• WRITTEN INSTRUCTION:
Look through the material below. Copy each line that contains the string "qctools".

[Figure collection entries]

= = =

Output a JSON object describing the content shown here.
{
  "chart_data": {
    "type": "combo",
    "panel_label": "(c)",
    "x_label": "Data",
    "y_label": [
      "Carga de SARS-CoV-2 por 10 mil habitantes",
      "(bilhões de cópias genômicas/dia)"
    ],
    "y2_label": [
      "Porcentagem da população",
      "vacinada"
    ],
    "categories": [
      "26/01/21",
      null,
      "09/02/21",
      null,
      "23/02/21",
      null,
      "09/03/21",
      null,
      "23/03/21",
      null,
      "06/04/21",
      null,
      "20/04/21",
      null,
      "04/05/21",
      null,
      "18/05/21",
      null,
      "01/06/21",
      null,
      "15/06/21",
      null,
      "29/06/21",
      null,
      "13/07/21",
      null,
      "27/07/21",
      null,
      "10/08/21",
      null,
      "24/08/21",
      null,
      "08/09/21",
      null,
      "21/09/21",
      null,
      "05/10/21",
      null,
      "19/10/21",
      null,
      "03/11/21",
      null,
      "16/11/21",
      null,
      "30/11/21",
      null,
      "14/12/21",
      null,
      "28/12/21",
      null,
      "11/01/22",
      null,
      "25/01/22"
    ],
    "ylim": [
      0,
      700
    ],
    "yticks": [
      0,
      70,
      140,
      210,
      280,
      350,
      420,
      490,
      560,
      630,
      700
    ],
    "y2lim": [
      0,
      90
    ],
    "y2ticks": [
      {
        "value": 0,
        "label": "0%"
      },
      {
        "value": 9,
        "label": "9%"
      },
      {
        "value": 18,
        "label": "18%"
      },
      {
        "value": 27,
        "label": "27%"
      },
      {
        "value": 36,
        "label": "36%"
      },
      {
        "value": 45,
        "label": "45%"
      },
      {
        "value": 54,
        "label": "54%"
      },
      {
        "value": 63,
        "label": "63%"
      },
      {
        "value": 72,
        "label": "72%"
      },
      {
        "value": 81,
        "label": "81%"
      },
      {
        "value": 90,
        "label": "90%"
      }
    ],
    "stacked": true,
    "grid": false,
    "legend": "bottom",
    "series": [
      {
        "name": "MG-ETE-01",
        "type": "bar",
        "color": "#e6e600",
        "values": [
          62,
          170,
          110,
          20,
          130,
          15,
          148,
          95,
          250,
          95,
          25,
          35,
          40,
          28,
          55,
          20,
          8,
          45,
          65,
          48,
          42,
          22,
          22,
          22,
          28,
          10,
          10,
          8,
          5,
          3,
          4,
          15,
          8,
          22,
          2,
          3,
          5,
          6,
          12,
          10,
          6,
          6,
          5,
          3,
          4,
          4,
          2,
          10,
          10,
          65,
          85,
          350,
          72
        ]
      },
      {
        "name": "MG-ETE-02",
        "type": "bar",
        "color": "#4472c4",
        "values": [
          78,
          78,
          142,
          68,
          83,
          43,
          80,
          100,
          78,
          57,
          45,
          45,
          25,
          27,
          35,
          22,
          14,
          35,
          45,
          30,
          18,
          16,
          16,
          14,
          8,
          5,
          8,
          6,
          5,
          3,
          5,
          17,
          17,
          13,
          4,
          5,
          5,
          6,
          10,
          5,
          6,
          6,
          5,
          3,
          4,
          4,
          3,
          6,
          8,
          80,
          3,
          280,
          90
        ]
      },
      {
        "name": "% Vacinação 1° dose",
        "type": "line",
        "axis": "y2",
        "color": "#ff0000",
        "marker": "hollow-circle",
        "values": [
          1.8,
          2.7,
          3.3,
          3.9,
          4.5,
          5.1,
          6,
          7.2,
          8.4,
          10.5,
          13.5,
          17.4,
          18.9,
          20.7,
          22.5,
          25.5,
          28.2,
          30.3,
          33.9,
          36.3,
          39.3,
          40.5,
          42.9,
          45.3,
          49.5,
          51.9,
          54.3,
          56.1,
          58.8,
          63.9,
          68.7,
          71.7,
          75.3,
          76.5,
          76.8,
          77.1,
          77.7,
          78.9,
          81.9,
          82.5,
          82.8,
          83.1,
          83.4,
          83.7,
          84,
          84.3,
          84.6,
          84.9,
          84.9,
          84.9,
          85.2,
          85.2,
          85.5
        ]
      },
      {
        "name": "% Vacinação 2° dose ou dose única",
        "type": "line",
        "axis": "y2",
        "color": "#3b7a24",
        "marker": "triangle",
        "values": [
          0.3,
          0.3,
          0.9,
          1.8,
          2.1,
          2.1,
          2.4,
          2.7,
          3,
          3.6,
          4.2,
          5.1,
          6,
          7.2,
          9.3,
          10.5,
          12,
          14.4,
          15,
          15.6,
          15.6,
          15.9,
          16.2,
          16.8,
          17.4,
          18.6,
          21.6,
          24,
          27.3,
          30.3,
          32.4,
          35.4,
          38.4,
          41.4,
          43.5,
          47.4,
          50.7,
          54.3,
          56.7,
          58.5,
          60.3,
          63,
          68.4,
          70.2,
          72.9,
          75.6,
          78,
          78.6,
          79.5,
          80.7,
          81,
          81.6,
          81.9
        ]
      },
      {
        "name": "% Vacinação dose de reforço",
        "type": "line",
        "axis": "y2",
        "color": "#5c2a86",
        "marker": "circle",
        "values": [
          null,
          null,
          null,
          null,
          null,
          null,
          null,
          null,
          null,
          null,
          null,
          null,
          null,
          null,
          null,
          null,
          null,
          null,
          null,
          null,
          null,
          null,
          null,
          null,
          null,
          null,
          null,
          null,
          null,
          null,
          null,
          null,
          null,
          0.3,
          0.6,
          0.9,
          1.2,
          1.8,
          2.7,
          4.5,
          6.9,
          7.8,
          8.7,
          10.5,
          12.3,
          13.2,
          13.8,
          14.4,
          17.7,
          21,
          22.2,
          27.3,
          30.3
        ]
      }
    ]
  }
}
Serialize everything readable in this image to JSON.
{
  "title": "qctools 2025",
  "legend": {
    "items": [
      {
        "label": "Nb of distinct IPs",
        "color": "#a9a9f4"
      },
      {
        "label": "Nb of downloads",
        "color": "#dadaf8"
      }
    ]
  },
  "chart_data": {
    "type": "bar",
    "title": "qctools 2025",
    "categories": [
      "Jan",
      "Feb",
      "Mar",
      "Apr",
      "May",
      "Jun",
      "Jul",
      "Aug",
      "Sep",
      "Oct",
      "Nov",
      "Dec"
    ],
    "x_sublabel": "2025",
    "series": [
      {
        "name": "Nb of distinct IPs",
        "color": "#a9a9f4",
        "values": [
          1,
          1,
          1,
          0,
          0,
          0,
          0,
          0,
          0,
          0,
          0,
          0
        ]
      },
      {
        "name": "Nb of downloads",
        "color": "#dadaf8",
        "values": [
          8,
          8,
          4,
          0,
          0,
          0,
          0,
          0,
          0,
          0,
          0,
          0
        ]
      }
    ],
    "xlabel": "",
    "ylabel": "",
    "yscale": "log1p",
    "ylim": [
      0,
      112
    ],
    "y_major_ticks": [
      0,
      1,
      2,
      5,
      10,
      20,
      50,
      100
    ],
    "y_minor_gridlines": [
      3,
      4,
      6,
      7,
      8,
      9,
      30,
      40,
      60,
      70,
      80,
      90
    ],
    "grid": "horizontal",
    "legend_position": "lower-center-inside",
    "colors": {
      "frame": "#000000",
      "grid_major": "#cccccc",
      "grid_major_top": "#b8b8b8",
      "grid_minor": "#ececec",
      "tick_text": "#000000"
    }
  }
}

= = =

• COMPLETE OUTPUT:
  "title": "qctools 2025",
    "title": "qctools 2025",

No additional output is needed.